> _Travail demandé_
- A) Recopiez mot pour mot le passage de l'article sur la présidentielle ivoirienne de 2015 allant de « La présidentielle approche » jusqu'à « un doux euphémisme. » inclus.
- B) Rédigez la suite de l'article sur la présidentielle ivoirienne de 2015, en reprenant juste après sa dernière phrase.

> _Extrait à lire_
________________________

Côte d’Ivoire : présidentielle 2015, les lièvres et la tortue
Alors que la présidentielle de 2015 se dessine, les grands leaders politiques s’apprêtent à se lancer dans la course. Alassane Ouattara, déjà candidat, préfère, lui, rester en retrait.
La présidentielle approche à grands pas en Côte d’Ivoire. Dans un peu plus d’un an, en octobre 2015, les électeurs seront appelés aux urnes afin d’élire leur président. Dans un pays encore traumatisé par la longue crise postélectorale de 2010-2011, qui a entraîné la mort de 3 000 personnes et l’envoi devant la Cour pénale internationale (CPI) de l’ex-président Laurent Gbagbo, dire que cette échéance est attendue avec quelque inquiétude serait un doux euphémisme.
Les politiques sont déjà dans les starting-blocks et prêts à en découdre lors d’une campagne qui s’annonce mouvementée. Seul le chef de l’État, Alassane Dramane Ouattara (ADO), élu en 2010, s’est pour l’instant déclaré candidat.
Quant aux deux grands partis ivoiriens qui structurent, avec le Rassemblement des républicains (RDR, parti présidentiel), la vie politique nationale depuis près de vingt ans – le Parti démocratique de Côte d’Ivoire (PDCI-RDA) d’Henri Konan Bédié, allié du pouvoir, et le Front populaire ivoirien (FPI) de Pascal Affi N’Guessan, principal parti d’opposition -, bien malin celui qui prédira s’ils présenteront ou non un candidat. Une chose est sûre, les appétits s’aiguisent dans les deux formations. État des lieux de ces guérillas intestines dont les enjeux sont bien plus importants qu’il n’y paraît.

________________________

> _Extrait de données_

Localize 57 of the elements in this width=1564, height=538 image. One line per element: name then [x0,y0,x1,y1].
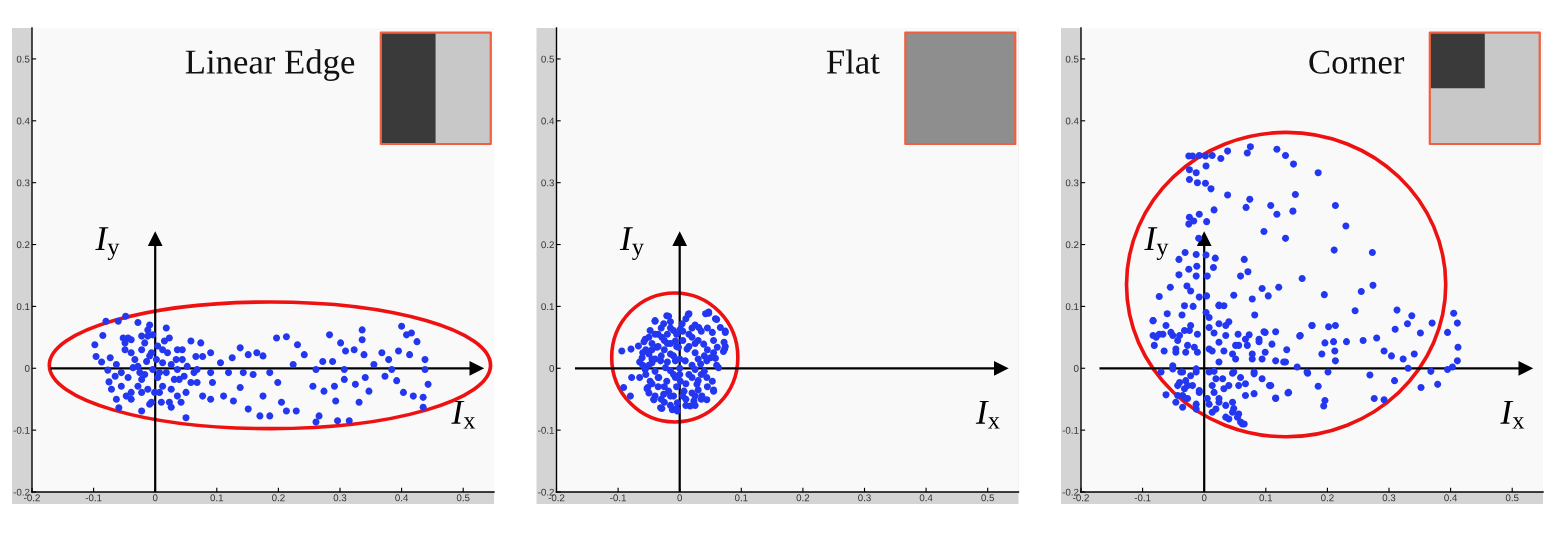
x-tick-label: -0.1 [85,494,102,502]
x-tick-label: 0 [152,494,158,502]
y-tick-label: 0.1 [1065,303,1079,311]
y-tick-label: 0.3 [16,179,30,187]
y-tick-label: 0.5 [16,55,30,63]
y-tick-label: 0 [549,365,555,372]
y-tick-label: 0.1 [16,303,30,311]
y-tick-label: 0.2 [16,241,30,249]
x-tick-label: -0.2 [1073,494,1089,502]
y-tick-label: 0.2 [1065,241,1079,249]
x-tick-label: -0.2 [548,494,565,502]
y-tick-label: 0.5 [1065,55,1079,63]
x-tick-label: 0.4 [395,494,409,502]
x-tick-label: 0.2 [272,494,285,502]
x-tick-label: 0.1 [210,494,224,502]
ref-line-label: I$_{y}$ [95,227,120,261]
y-tick-label: 0.4 [541,117,555,125]
x-tick-label: 0 [1201,494,1207,502]
y-tick-label: 0.3 [541,179,554,187]
y-tick-label: 0.2 [541,241,554,249]
y-tick-label: -0.2 [538,488,554,496]
x-tick-label: 0 [677,494,683,502]
x-tick-label: 0.5 [981,494,995,502]
y-tick-label: -0.2 [1062,488,1079,496]
y-tick-label: 0.4 [16,117,30,125]
y-tick-label: -0.1 [13,426,30,434]
ref-line-label: I$_{y}$ [619,227,644,261]
text: Linear Edge [185,49,355,81]
x-tick-label: 0.5 [456,494,470,502]
x-tick-label: 0.1 [1259,494,1273,502]
y-tick-label: 0.3 [1065,179,1079,187]
y-tick-label: 0.4 [1065,117,1079,125]
y-tick-label: -0.1 [538,426,554,434]
legend-label: I$_{x}$ [451,400,476,429]
x-tick-label: -0.2 [24,494,40,502]
legend-label: I$_{x}$ [975,400,1000,429]
x-tick-label: 0.2 [796,494,810,502]
y-tick-label: 0 [24,365,30,372]
x-tick-label: 0.4 [919,494,933,502]
y-tick-label: 0.5 [541,55,555,63]
y-tick-label: 0.1 [541,303,554,311]
chart-title: Flat [826,49,880,74]
x-tick-label: 0.3 [333,494,347,502]
x-tick-label: 0.2 [1321,494,1334,502]
x-tick-label: -0.1 [1134,494,1151,502]
chart-title: Corner [1309,50,1405,74]
ref-line-label: I$_{x}$ [1500,400,1525,429]
x-tick-label: 0.1 [734,494,748,502]
ref-line-label: I$_{y}$ [1144,227,1169,261]
x-tick-label: 0.4 [1444,494,1458,502]
y-tick-label: -0.1 [1062,426,1079,434]
x-tick-label: -0.1 [610,494,626,502]
x-tick-label: 0.3 [858,494,871,502]
x-tick-label: 0.5 [1505,494,1519,502]
y-tick-label: 0 [1073,365,1079,372]
x-tick-label: 0.3 [1382,494,1396,502]
y-tick-label: -0.2 [13,488,30,496]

________________________

> _Réponses par tâche_
- A)
La présidentielle approche à grands pas en Côte d’Ivoire. Dans un peu plus d’un an, en octobre 2015, les électeurs seront appelés aux urnes afin d’élire leur président. Dans un pays encore traumatisé par la longue crise postélectorale de 2010-2011, qui a entraîné la mort de 3 000 personnes et l’envoi devant la Cour pénale internationale (CPI) de l’ex-président Laurent Gbagbo, dire que cette échéance est attendue avec quelque inquiétude serait un doux euphémisme.

- B)
Malaise au PDCI
Le 19 juillet, dans un maquis réputé du sud d’Abidjan. Kouadio Konan Bertin, dit KKB, député de Port-Bouët, débriefe avec une partie de son équipe – et non sans une certaine satisfaction – l’épisode politico-médiatique qu’il vient une nouvelle fois de provoquer.
Deux jours plus tôt, le président français, François Hollande, entamait sa première visite officielle en Côte d’Ivoire et KKB, membre du PDCI, allié du RDR, en profitait pour organiser une conférence de presse afin de lui souhaiter akwaba ("bienvenue") et de réaffirmer que sa formation présenterait bien son propre candidat à la présidentielle de 2015. "Tout parti est créé pour conquérir et exercer le pouvoir d’État. L’accompagnement n’est pas la règle", a-t-il déclaré.
Autrement dit, hors de question de participer au scrutin sous la bannière du Rassemblement des houphouétistes pour la démocratie et la paix (RHDP, qui rassemble PDCI et RDR) avec ADO pour seul candidat. Une stratégie qui a permis à ce dernier d’être élu au second tour en 2010, et qu’il souhaite cette fois appliquer dès le premier tour.
Le "soldat perdu" KKB – comme l’avait qualifié Henri Konan Bédié, l’inamovible président du PDCI – est-il le seul à défendre cette position au sein de son parti ? Pas si sûr… Car si le 12e congrès, en octobre 2013, a ressemblé à un plébiscite pour Konan Bédié, réélu avec 93 % des votes, il a aussi laissé entendre des voix dissonantes, notamment chez les jeunes.
Droit de réserve
Depuis le début de l’année, différents mouvements (plus ou moins importants) du parti expriment farouchement leur opposition à une candidature unique du RHDP et mettent la pression sur Konan Bédié. Le 16 août, une conférence de presse organisée par "la coalition des militants du PDCI-RDA pour la sauvegarde des résolutions du 12e congrès" annonçait également qu’il allait remettre la formation "en ordre de bataille". Il y a donc malaise au sein du plus vieux parti de Côte d’Ivoire, où les caciques se font de plus en plus discrets. Même le très critique Alphonse Djédjé Mady, ancien secrétaire général du PDCI et candidat malheureux contre Konan Bédié en 2013, avance désormais "un droit de réserve".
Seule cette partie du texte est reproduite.